● **SHORT TASK**
Please return, unchanged, the stretch of rows from the first one through the row containing "- panel-label: c: [1114, 7, 1126, 36]".

● **DATA SHOWN**
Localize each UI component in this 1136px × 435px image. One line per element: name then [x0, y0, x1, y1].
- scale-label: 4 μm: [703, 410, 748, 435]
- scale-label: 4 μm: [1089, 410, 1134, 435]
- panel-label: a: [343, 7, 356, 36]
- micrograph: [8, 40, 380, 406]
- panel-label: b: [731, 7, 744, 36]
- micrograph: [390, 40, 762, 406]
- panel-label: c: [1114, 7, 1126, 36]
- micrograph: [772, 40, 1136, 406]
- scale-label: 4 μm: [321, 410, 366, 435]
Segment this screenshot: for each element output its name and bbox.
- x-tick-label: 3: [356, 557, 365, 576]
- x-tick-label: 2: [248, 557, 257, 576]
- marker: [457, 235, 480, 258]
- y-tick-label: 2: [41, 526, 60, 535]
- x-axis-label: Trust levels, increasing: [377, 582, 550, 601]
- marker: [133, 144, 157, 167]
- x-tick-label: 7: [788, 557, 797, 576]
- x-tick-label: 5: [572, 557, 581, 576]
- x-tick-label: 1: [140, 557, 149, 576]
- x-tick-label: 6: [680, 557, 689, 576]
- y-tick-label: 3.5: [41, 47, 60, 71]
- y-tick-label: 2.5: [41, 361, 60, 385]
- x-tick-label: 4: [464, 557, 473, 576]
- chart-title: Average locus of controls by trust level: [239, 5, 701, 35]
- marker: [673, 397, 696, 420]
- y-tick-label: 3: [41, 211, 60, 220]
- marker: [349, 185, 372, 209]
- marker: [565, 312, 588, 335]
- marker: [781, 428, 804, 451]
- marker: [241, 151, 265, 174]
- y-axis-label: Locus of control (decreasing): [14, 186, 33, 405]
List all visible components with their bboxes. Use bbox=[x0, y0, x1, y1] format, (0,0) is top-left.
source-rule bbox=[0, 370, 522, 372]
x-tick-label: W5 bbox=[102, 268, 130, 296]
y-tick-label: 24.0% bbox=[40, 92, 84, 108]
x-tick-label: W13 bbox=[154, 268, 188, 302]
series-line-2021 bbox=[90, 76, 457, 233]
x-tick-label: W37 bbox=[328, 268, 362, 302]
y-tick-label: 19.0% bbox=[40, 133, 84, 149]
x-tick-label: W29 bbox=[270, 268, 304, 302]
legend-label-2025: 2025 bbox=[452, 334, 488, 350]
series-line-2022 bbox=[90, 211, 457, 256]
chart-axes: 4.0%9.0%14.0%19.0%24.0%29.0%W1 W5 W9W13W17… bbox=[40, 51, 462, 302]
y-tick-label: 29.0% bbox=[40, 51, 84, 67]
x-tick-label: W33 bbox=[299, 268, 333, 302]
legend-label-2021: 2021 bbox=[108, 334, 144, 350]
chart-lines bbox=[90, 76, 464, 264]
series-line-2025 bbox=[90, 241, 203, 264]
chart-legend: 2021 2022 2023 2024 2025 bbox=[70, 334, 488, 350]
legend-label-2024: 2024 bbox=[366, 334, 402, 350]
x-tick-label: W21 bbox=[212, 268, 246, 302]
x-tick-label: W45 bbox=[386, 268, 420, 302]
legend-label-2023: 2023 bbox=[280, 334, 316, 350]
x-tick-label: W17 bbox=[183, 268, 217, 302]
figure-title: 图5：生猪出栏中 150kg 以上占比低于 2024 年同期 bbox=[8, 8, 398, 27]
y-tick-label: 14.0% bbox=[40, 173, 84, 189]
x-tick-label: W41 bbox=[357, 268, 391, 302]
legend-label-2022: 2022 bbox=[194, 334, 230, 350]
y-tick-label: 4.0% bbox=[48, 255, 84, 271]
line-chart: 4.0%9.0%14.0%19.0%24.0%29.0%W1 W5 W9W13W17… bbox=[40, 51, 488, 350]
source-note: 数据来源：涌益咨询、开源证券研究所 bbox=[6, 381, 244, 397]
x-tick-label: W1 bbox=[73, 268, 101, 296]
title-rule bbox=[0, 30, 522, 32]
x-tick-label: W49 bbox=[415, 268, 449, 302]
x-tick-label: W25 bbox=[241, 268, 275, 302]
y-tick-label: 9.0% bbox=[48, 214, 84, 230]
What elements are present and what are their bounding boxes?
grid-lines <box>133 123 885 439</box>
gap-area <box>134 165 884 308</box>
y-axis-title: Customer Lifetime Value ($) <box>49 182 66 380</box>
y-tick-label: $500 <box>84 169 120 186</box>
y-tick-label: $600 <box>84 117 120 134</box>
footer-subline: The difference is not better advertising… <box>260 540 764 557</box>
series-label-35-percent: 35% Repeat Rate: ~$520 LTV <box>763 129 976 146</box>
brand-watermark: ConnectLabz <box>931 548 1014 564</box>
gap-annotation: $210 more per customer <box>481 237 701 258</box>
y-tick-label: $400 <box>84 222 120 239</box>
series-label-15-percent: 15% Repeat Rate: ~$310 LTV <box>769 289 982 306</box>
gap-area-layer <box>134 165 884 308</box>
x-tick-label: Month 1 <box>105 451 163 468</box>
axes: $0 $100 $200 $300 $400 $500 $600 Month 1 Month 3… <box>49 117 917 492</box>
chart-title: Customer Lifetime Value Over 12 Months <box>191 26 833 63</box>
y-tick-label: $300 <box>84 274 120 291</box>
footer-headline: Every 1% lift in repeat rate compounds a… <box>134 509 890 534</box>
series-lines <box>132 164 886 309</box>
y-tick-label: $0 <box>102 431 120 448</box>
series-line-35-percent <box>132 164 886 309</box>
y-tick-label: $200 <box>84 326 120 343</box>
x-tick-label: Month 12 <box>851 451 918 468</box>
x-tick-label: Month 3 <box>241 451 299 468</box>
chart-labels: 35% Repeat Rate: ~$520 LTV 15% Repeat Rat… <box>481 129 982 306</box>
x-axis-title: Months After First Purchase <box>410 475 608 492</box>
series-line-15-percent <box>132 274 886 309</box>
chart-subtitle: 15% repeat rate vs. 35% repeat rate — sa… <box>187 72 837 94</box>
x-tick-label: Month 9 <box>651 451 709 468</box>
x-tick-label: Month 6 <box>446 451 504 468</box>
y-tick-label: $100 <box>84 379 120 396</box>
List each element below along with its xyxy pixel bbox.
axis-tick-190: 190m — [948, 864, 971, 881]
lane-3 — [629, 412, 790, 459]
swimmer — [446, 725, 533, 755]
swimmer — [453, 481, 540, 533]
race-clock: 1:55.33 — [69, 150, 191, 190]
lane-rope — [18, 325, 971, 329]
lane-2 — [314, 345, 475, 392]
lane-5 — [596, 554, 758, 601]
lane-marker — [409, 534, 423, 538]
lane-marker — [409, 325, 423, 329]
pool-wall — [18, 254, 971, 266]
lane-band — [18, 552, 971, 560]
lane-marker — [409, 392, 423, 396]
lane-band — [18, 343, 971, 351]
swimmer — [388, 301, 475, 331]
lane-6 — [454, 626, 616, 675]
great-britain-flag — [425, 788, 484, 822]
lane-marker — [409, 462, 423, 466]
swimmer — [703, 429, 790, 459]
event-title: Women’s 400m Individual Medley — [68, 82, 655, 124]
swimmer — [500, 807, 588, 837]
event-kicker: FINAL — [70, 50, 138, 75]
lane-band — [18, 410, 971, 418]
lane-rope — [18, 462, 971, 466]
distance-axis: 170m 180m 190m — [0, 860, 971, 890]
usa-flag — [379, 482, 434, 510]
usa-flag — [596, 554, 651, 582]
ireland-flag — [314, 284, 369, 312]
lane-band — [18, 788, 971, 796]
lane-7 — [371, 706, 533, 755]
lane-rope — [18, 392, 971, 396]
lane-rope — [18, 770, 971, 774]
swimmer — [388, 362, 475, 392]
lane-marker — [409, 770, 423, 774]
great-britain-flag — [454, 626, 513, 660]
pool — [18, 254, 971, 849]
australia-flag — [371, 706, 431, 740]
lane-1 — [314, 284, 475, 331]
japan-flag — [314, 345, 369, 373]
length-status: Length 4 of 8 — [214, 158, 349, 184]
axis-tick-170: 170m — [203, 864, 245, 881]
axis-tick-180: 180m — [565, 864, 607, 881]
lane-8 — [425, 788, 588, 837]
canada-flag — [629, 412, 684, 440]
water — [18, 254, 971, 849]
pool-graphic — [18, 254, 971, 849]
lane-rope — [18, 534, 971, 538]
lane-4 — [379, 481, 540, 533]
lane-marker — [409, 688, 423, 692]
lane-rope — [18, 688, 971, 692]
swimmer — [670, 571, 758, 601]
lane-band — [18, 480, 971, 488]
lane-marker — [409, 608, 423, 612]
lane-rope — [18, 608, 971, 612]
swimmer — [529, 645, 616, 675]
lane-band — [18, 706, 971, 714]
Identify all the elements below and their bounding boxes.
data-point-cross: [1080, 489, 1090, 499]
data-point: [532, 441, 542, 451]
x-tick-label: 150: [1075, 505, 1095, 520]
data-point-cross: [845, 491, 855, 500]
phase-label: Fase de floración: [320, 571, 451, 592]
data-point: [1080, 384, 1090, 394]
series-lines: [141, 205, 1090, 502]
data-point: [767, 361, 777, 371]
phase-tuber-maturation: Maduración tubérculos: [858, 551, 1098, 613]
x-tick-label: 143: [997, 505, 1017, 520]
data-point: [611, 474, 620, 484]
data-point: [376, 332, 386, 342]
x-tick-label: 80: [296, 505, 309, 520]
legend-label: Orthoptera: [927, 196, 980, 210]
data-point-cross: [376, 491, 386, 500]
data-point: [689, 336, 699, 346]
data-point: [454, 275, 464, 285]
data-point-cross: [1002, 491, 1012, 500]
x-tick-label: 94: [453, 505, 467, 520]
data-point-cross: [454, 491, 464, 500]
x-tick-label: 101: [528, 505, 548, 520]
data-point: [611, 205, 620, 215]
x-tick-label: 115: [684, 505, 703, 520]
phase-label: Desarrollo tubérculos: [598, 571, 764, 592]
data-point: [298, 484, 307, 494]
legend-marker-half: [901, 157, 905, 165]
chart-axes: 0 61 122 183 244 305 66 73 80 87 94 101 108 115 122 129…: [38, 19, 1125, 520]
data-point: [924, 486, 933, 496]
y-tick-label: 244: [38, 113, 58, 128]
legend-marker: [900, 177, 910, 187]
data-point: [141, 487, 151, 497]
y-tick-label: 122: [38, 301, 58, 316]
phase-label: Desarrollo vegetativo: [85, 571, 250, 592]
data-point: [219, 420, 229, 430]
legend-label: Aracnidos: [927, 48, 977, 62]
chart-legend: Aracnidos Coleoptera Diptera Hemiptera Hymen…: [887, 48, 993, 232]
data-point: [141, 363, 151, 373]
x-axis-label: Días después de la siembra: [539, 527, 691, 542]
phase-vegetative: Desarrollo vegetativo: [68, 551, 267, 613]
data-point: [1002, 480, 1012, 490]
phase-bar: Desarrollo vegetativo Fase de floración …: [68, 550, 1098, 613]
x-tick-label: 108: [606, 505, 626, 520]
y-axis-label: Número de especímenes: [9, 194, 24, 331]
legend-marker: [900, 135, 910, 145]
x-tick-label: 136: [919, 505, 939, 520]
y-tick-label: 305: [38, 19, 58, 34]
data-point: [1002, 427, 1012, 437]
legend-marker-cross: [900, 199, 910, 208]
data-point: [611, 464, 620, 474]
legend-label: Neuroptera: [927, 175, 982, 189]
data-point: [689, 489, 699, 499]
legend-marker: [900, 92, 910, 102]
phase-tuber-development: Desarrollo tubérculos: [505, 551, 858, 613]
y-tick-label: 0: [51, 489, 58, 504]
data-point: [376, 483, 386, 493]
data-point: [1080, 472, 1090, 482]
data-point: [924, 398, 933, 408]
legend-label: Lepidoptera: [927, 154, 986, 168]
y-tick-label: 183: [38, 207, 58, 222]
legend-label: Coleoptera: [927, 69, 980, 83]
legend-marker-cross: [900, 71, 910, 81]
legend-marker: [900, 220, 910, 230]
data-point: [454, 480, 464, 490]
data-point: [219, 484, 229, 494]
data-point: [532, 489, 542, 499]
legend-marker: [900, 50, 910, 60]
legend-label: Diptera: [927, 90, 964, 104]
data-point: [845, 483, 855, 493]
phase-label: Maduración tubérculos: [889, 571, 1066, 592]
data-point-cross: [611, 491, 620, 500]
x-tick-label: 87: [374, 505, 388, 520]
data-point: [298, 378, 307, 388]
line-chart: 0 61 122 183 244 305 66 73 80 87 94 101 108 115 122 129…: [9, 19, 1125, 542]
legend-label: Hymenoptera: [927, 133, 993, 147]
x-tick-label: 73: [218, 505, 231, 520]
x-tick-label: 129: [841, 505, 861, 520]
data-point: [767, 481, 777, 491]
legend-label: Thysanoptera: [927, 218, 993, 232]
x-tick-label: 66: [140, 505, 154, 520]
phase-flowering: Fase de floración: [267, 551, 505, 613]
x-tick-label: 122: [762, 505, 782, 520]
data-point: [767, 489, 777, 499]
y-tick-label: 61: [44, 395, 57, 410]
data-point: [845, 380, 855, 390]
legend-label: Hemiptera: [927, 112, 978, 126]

● **OUTPUT OF THE EXERCISE**
Localize each UI component in this 1136px × 435px image. One line per element: name then [x0, y0, x1, y1].
- scale-label: 4 μm: [703, 410, 748, 435]
- scale-label: 4 μm: [1089, 410, 1134, 435]
- panel-label: a: [343, 7, 356, 36]
- micrograph: [8, 40, 380, 406]
- panel-label: b: [731, 7, 744, 36]
- micrograph: [390, 40, 762, 406]
- panel-label: c: [1114, 7, 1126, 36]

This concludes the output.